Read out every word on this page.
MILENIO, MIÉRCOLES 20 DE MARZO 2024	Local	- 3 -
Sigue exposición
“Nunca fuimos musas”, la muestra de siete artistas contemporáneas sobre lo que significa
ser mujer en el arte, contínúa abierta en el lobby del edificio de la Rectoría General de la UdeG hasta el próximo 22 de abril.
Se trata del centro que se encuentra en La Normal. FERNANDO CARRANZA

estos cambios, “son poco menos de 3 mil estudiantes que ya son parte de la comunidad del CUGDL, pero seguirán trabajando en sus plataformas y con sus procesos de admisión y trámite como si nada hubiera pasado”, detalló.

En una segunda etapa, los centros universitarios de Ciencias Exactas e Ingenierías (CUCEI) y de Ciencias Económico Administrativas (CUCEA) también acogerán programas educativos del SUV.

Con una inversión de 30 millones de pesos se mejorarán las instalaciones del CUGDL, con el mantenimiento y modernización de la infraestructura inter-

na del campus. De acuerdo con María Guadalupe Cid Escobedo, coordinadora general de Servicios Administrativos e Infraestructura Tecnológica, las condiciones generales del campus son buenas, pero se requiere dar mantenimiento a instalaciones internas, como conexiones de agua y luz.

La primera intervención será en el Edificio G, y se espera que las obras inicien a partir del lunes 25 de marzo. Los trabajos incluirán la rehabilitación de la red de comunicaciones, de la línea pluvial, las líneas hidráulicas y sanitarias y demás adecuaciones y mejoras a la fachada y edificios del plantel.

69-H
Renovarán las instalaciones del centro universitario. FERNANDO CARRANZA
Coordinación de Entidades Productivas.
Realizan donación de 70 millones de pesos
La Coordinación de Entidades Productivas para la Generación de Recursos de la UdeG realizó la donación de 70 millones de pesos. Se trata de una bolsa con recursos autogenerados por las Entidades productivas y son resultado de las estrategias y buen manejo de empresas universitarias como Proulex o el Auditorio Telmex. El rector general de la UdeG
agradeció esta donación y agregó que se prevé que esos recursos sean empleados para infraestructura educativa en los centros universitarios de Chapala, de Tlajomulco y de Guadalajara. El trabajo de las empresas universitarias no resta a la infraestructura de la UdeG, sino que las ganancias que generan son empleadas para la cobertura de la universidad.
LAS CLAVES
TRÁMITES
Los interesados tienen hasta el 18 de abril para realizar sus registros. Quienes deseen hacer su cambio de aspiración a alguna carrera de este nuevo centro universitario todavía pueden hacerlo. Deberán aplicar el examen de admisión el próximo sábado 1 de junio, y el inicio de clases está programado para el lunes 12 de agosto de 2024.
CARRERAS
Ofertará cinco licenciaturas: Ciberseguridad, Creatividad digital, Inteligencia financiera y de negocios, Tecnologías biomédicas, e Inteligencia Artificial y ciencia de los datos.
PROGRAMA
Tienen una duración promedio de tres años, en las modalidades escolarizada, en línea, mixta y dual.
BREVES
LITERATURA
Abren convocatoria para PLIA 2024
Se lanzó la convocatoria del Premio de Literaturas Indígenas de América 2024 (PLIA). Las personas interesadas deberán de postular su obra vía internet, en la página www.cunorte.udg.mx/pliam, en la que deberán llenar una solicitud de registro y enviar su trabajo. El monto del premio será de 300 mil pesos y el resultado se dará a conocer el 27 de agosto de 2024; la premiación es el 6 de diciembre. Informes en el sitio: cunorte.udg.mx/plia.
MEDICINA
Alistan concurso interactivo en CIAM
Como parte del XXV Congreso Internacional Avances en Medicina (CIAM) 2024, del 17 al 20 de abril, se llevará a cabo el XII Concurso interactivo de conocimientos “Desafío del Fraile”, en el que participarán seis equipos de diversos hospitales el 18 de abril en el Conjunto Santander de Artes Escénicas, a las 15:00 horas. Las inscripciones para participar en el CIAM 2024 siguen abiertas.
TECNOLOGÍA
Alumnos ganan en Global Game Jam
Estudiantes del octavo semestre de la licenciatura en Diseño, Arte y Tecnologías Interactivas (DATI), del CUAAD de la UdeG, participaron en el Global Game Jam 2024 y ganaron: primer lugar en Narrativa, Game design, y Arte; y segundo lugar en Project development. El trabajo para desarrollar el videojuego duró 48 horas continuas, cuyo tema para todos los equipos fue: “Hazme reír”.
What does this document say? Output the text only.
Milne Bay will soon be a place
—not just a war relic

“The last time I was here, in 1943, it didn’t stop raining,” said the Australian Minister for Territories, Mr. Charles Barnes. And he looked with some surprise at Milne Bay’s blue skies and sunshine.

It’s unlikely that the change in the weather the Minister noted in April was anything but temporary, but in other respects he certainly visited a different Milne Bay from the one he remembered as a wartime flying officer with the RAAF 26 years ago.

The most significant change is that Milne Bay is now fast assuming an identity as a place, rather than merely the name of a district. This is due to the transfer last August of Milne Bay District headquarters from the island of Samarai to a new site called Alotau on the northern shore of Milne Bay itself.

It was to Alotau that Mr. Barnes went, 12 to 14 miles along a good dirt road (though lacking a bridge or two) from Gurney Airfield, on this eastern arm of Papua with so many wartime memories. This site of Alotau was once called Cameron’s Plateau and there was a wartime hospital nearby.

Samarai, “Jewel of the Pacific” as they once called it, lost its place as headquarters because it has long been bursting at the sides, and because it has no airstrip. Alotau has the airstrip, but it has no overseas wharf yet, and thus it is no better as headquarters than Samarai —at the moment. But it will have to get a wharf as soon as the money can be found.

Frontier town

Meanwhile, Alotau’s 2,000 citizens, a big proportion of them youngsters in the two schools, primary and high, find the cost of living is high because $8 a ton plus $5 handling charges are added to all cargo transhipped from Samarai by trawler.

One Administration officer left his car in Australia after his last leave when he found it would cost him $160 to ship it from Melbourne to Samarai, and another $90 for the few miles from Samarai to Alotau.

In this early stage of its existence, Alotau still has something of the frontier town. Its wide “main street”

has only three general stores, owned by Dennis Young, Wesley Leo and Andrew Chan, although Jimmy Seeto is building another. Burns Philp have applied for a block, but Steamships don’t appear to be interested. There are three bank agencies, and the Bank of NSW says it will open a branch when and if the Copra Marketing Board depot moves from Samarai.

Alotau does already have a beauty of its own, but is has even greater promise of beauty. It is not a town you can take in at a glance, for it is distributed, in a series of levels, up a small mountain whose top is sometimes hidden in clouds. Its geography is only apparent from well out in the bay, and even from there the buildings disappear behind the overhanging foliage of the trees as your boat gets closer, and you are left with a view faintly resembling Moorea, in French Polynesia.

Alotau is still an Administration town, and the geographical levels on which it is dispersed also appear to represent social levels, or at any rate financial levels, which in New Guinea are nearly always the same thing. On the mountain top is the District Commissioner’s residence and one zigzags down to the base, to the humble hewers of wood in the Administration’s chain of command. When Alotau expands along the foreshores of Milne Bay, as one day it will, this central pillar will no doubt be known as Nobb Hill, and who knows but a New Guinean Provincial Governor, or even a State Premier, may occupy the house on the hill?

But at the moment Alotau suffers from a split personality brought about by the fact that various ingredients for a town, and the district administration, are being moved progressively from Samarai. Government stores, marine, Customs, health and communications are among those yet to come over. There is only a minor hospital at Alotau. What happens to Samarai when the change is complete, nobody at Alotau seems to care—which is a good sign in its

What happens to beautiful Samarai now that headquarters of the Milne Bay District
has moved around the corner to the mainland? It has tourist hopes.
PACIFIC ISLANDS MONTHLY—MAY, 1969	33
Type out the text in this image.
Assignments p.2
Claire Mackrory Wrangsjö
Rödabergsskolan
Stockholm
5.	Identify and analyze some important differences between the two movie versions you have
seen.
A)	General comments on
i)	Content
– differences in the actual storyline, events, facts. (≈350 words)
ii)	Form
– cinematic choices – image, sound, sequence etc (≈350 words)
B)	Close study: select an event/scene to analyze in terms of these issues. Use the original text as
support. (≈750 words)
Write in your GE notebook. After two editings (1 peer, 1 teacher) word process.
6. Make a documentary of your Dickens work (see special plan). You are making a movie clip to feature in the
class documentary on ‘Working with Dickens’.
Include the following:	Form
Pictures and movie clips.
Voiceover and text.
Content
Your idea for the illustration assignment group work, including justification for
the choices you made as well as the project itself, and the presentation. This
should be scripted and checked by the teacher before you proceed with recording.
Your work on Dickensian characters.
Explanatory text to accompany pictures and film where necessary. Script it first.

────

Exercise details: Your task is to list each line of the records with the word "than".

Reply to the task:
The most significant change is that Milne Bay is now fast assuming an identity as a place, rather than merely the name of a district. This is due to the transfer last August of Milne Bay District headquarters from the island of Samarai to a new site called Alotau on the northern shore of Milne Bay itself.
Samarai, “Jewel of the Pacific” as they once called it, lost its place as headquarters because it has long been bursting at the sides, and because it has no airstrip. Alotau has the airstrip, but it has no overseas wharf yet, and thus it is no better as headquarters than Samarai —at the moment. But it will have to get a wharf as soon as the money can be found.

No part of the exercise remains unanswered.